• **What needs to be done**: Show each line of the data below that has the string "Ответ" in it.

• **Information given**:
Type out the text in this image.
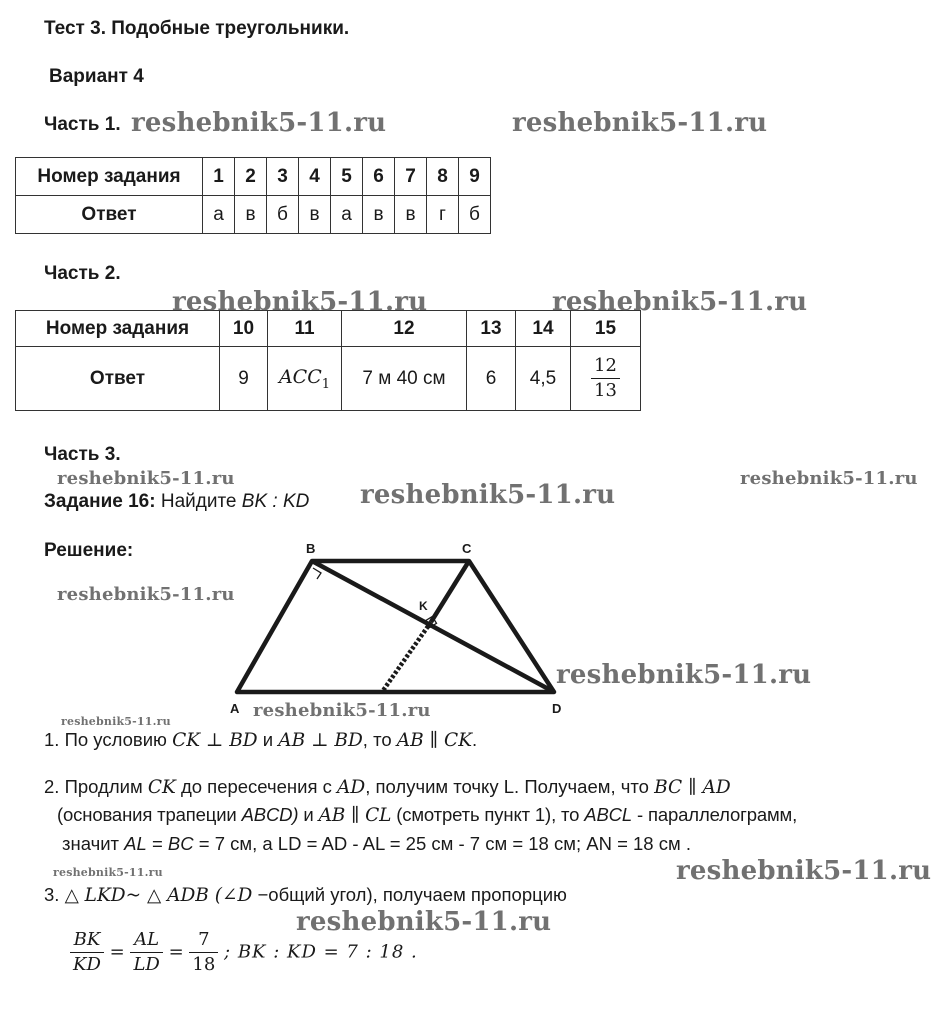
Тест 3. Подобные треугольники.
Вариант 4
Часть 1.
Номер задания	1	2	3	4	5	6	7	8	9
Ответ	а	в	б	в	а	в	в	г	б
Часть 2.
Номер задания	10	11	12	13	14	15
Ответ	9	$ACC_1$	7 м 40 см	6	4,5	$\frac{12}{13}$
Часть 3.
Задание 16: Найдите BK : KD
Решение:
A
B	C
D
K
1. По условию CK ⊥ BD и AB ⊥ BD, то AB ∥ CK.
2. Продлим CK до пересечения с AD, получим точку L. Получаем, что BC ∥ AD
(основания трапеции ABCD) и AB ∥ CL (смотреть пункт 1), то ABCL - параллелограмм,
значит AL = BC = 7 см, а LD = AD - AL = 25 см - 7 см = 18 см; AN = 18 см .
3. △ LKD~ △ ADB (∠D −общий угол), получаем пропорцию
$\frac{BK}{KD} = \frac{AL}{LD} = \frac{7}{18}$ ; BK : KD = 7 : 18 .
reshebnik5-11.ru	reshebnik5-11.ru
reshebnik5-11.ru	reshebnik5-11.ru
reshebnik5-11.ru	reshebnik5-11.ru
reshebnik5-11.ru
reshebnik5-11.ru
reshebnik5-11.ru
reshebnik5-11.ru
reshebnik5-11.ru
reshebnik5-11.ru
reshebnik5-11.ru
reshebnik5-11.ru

* * *

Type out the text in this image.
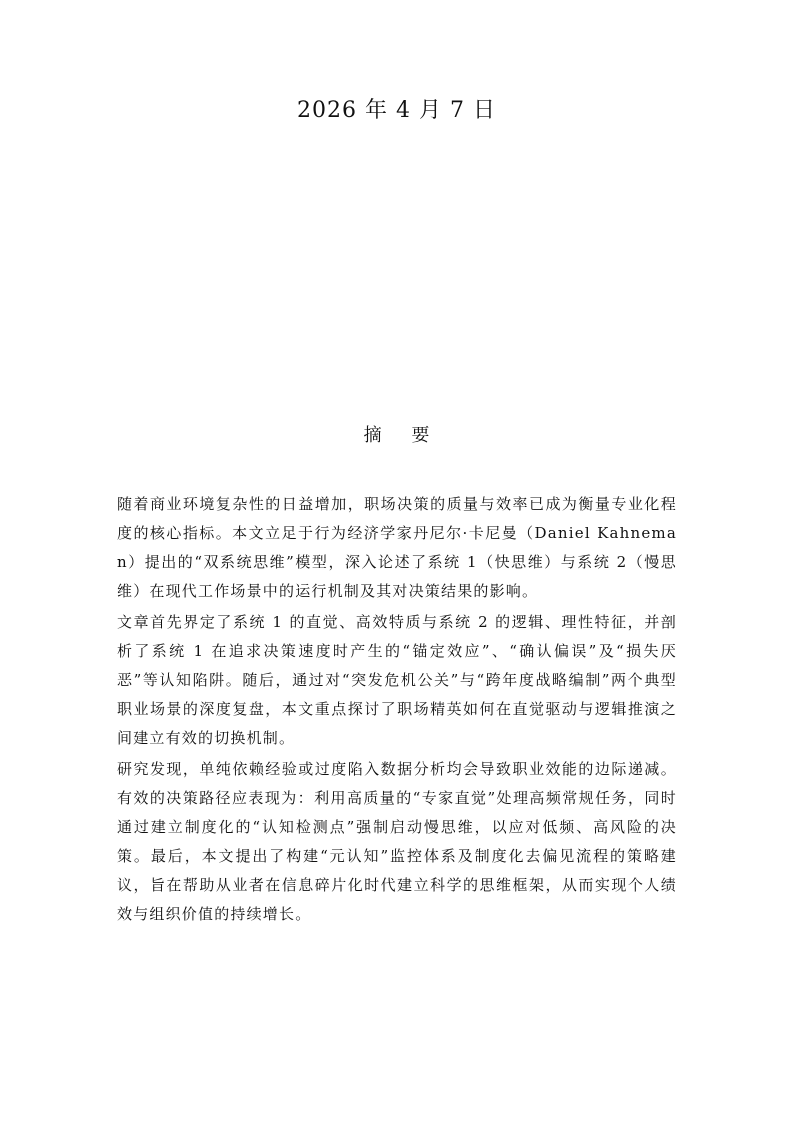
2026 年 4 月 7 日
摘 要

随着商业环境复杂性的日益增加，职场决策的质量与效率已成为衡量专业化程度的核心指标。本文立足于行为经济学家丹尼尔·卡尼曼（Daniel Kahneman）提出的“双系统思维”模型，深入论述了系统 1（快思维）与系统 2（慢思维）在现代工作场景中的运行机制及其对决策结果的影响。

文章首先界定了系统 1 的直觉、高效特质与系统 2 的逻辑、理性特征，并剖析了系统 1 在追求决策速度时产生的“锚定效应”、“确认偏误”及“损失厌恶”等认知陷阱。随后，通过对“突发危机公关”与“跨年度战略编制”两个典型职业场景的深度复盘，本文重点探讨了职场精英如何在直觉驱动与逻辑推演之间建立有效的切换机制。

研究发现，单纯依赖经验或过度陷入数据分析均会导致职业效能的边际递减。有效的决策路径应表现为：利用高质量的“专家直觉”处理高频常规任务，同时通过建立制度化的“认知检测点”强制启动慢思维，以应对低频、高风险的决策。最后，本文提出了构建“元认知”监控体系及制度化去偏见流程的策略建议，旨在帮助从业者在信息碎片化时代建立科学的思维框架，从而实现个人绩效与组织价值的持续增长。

• **Written answer**:
Ответ	а	в	б	в	а	в	в	г	б
Ответ	9	$ACC_1$	7 м 40 см	6	4,5	$\frac{12}{13}$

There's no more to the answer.